*Goal*.
Count the lines below that contain the word "title" and give only that number.

Dataset rows about figures
##############################

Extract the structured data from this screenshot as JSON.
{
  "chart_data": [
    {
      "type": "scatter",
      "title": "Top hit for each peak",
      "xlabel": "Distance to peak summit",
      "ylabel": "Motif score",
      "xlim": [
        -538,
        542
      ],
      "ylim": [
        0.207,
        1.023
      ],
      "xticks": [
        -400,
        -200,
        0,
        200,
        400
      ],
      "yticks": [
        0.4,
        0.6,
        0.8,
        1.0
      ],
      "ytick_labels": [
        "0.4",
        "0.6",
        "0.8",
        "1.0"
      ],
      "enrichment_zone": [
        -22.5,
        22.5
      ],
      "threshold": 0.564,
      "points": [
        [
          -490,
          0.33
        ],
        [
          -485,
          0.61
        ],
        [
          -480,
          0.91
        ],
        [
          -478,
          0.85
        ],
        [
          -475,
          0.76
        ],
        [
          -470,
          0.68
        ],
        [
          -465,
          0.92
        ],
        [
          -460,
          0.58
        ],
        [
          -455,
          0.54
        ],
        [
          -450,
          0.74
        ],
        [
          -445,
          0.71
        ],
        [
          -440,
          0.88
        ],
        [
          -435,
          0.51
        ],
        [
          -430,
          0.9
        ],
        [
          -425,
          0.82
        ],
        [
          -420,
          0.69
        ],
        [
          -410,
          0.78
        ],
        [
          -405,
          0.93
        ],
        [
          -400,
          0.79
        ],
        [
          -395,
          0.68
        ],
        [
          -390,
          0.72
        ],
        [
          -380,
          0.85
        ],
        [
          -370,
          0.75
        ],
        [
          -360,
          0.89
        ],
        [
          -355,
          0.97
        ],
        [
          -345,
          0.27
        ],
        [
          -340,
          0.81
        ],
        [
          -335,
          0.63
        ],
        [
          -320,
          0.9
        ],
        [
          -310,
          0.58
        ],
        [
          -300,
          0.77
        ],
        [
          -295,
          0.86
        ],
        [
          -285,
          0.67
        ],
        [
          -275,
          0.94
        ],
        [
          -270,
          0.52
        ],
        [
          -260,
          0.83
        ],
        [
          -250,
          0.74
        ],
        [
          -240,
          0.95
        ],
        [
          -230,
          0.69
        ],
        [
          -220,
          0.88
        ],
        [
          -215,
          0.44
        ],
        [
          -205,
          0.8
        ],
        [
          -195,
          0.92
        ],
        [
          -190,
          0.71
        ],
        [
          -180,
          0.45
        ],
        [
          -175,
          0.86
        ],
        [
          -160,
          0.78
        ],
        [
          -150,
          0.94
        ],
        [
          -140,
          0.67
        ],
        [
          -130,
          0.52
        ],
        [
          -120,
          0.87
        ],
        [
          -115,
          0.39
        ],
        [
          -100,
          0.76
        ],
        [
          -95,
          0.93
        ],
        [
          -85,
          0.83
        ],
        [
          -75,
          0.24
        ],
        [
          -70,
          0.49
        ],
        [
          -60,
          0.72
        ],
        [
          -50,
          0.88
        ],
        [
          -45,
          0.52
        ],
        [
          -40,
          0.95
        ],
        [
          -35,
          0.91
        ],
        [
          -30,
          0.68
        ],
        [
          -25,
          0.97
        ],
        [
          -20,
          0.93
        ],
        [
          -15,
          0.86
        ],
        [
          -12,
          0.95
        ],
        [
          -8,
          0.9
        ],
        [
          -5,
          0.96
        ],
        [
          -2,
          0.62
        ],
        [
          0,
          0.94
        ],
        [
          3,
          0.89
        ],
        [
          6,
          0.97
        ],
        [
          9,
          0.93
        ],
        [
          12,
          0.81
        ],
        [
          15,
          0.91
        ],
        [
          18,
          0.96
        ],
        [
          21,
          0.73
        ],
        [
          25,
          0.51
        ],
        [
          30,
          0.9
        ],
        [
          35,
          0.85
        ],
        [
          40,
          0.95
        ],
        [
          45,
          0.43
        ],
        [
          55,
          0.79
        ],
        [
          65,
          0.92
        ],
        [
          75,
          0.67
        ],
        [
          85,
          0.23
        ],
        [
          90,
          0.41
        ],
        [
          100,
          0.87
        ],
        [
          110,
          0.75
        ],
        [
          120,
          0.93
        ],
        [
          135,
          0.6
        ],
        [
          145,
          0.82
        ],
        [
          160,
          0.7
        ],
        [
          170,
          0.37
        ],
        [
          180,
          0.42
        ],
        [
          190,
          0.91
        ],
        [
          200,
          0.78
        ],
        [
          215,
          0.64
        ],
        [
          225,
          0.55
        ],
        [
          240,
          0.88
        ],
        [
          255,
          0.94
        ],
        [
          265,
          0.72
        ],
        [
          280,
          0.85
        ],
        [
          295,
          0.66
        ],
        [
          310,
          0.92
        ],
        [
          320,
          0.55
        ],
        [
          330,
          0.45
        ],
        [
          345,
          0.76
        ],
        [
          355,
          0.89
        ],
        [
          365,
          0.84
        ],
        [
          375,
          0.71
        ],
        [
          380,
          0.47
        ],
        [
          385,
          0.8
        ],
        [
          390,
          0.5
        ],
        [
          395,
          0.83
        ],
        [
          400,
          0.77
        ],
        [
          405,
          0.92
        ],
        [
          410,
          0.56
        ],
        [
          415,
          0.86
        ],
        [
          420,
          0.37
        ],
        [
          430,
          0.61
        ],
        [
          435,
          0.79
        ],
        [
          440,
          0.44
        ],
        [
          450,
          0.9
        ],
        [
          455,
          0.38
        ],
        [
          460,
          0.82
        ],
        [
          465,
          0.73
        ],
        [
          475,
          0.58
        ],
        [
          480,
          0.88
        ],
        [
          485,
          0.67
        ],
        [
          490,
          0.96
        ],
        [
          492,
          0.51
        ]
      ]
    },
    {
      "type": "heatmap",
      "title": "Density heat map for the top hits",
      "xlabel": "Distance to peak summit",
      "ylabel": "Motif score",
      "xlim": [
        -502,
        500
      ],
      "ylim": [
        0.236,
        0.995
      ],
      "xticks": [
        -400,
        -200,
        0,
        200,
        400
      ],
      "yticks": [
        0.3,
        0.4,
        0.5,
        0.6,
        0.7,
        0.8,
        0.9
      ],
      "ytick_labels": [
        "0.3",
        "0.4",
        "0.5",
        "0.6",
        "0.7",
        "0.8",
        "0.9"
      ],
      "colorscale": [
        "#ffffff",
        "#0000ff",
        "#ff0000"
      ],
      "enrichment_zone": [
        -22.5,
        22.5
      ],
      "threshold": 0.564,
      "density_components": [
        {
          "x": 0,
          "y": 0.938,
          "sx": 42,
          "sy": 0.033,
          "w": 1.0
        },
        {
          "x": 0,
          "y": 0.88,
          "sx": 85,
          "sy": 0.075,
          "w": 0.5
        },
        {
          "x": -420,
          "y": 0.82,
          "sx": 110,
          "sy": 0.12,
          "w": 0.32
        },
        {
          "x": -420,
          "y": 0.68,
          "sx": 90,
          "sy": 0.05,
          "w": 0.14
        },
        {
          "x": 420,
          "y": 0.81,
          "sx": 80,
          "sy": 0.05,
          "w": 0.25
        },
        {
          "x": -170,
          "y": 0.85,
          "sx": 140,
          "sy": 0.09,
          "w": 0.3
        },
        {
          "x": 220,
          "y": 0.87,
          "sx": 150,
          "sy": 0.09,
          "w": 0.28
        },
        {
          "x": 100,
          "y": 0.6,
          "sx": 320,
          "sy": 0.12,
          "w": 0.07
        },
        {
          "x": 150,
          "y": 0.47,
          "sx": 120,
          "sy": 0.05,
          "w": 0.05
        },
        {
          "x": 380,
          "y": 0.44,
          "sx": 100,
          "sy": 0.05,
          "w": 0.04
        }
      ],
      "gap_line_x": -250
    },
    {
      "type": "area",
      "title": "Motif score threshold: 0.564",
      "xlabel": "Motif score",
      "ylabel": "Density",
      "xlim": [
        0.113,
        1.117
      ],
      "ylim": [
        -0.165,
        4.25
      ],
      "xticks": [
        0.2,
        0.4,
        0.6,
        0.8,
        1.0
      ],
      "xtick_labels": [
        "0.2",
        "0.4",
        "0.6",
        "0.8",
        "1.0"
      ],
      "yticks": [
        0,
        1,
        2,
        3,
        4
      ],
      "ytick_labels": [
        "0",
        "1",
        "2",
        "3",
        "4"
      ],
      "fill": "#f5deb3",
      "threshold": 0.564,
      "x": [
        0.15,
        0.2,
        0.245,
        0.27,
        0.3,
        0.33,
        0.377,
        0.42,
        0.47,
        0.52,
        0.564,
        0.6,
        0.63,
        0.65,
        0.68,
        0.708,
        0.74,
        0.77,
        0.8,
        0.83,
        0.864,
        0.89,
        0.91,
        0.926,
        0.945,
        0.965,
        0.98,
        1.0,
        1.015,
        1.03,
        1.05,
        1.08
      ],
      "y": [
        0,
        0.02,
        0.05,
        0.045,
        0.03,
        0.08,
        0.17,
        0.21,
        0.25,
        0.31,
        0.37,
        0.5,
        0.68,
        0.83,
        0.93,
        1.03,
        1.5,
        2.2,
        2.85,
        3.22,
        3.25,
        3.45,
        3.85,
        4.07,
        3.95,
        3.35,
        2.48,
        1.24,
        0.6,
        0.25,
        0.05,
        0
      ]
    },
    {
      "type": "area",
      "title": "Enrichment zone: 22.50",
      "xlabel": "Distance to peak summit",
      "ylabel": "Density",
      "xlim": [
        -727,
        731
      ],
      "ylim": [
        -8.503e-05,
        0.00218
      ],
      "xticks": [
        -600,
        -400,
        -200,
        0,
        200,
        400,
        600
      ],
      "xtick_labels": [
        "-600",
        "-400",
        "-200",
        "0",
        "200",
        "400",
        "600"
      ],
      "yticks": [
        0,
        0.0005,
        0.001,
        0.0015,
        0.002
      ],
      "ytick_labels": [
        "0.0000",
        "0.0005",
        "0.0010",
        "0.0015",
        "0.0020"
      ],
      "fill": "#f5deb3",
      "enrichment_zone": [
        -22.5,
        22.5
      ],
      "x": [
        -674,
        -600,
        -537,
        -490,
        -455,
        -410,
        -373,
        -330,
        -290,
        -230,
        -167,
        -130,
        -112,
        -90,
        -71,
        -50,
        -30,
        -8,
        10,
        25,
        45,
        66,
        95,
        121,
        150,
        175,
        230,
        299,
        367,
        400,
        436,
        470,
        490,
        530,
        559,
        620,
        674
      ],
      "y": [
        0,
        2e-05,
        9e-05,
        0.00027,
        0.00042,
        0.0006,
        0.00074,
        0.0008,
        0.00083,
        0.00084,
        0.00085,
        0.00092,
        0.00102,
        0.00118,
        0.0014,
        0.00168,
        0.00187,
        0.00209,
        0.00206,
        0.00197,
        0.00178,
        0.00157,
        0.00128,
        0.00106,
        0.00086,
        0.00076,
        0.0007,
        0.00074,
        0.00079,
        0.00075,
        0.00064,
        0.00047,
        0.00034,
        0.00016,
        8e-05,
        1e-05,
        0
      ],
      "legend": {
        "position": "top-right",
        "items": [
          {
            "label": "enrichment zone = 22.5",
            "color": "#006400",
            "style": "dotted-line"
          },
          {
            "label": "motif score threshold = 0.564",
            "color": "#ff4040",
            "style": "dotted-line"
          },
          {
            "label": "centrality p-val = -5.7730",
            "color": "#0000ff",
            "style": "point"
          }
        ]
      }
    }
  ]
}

##############################

*The reply*.
4